====== MATERIAL FOR THIS EXERCISE

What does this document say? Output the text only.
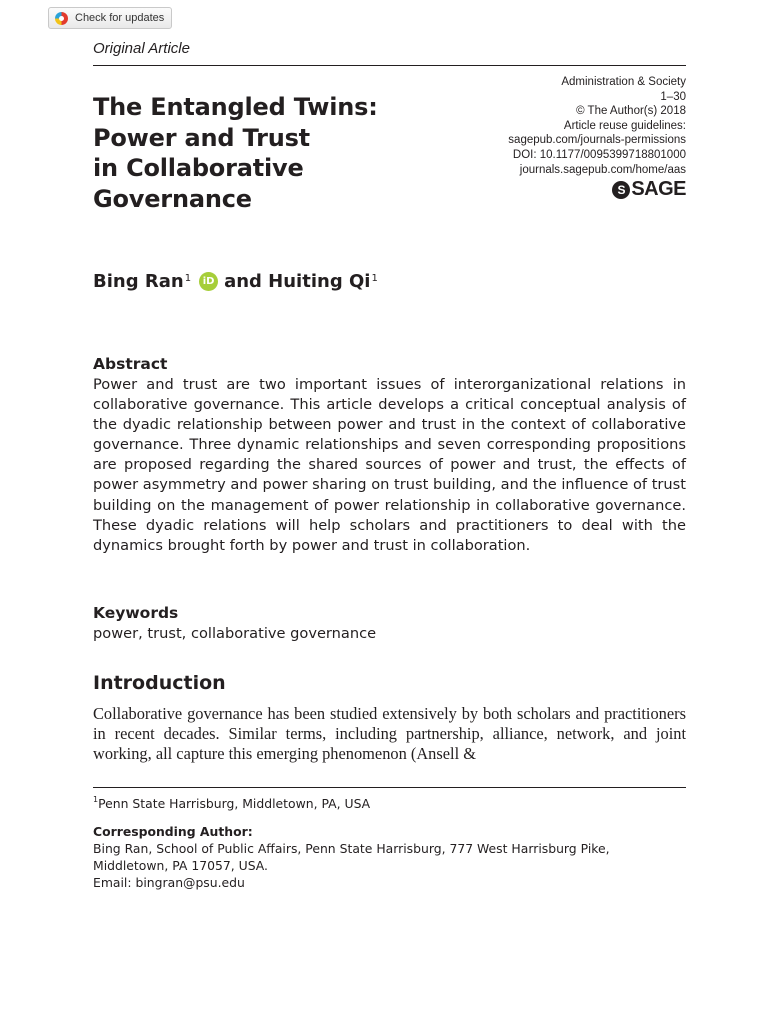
Check for updates
Original Article
Administration & Society
1–30
© The Author(s) 2018
Article reuse guidelines:
sagepub.com/journals-permissions
DOI: 10.1177/0095399718801000
journals.sagepub.com/home/aas
S SAGE
The Entangled Twins:
Power and Trust
in Collaborative
Governance
Bing Ran$^1$	iD and Huiting Qi$^1$
Abstract
Power and trust are two important issues of interorganizational relations in collaborative governance. This article develops a critical conceptual analysis of the dyadic relationship between power and trust in the context of collaborative governance. Three dynamic relationships and seven corresponding propositions are proposed regarding the shared sources of power and trust, the effects of power asymmetry and power sharing on trust building, and the influence of trust building on the management of power relationship in collaborative governance. These dyadic relations will help scholars and practitioners to deal with the dynamics brought forth by power and trust in collaboration.
Keywords
power, trust, collaborative governance
Introduction
Collaborative governance has been studied extensively by both scholars and practitioners in recent decades. Similar terms, including partnership, alliance, network, and joint working, all capture this emerging phenomenon (Ansell &
$^1$Penn State Harrisburg, Middletown, PA, USA
Corresponding Author:
Bing Ran, School of Public Affairs, Penn State Harrisburg, 777 West Harrisburg Pike,
Middletown, PA 17057, USA.
Email: bingran@psu.edu
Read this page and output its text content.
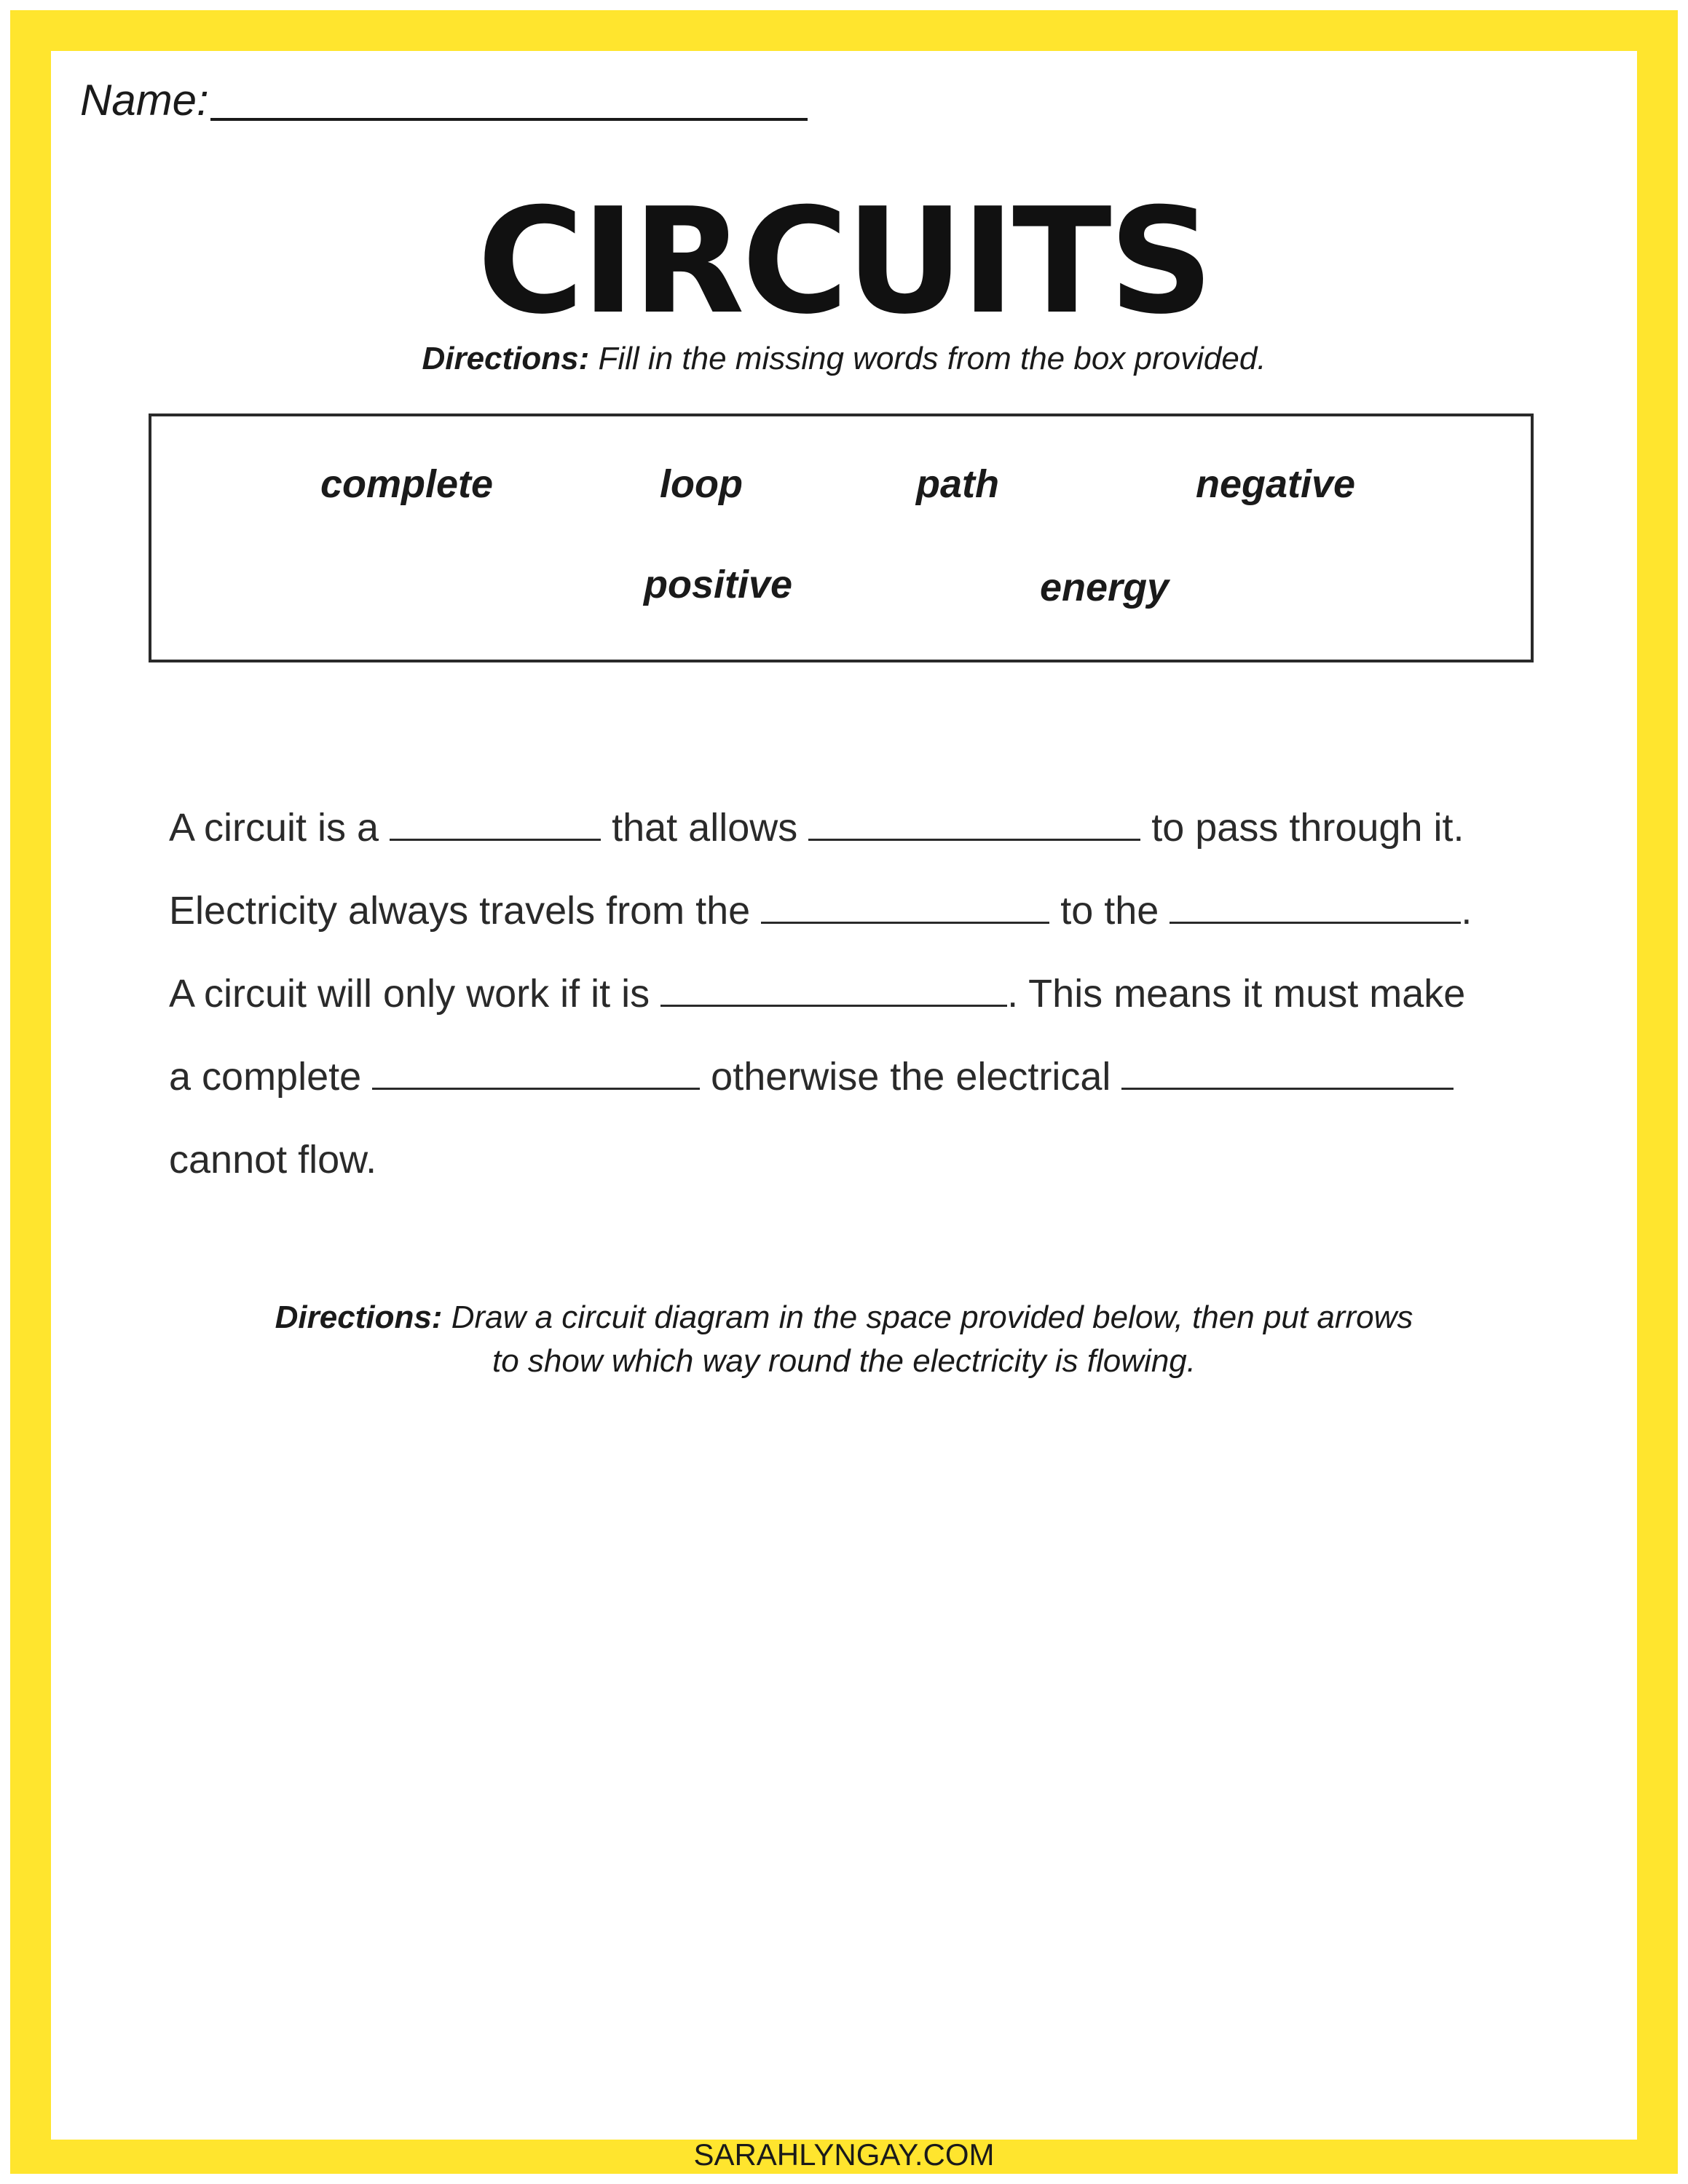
Name:
CIRCUITS
Directions: Fill in the missing words from the box provided.
complete	loop	path	negative
positive	energy
A circuit is a	that allows	to pass through it.
Electricity always travels from the	to the	.
A circuit will only work if it is	. This means it must make
a complete	otherwise the electrical
cannot flow.
Directions: Draw a circuit diagram in the space provided below, then put arrows
to show which way round the electricity is flowing.
SARAHLYNGAY.COM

============

Retype the entries word for word. Omit any images.

What does this document say? Output the text only.
Check for updates
Original Article
Administration & Society
1–30
© The Author(s) 2018
Article reuse guidelines:
sagepub.com/journals-permissions
DOI: 10.1177/0095399718801000
journals.sagepub.com/home/aas
S SAGE
The Entangled Twins:
Power and Trust
in Collaborative
Governance
Bing Ran$^1$	iD and Huiting Qi$^1$
Abstract
Power and trust are two important issues of interorganizational relations in collaborative governance. This article develops a critical conceptual analysis of the dyadic relationship between power and trust in the context of collaborative governance. Three dynamic relationships and seven corresponding propositions are proposed regarding the shared sources of power and trust, the effects of power asymmetry and power sharing on trust building, and the influence of trust building on the management of power relationship in collaborative governance. These dyadic relations will help scholars and practitioners to deal with the dynamics brought forth by power and trust in collaboration.
Keywords
power, trust, collaborative governance
Introduction
Collaborative governance has been studied extensively by both scholars and practitioners in recent decades. Similar terms, including partnership, alliance, network, and joint working, all capture this emerging phenomenon (Ansell &
$^1$Penn State Harrisburg, Middletown, PA, USA
Corresponding Author:
Bing Ran, School of Public Affairs, Penn State Harrisburg, 777 West Harrisburg Pike,
Middletown, PA 17057, USA.
Email: bingran@psu.edu
Read this page and output its text content.
Name:
CIRCUITS
Directions: Fill in the missing words from the box provided.
complete	loop	path	negative
positive	energy
A circuit is a	that allows	to pass through it.
Electricity always travels from the	to the	.
A circuit will only work if it is	. This means it must make
a complete	otherwise the electrical
cannot flow.
Directions: Draw a circuit diagram in the space provided below, then put arrows
to show which way round the electricity is flowing.
SARAHLYNGAY.COM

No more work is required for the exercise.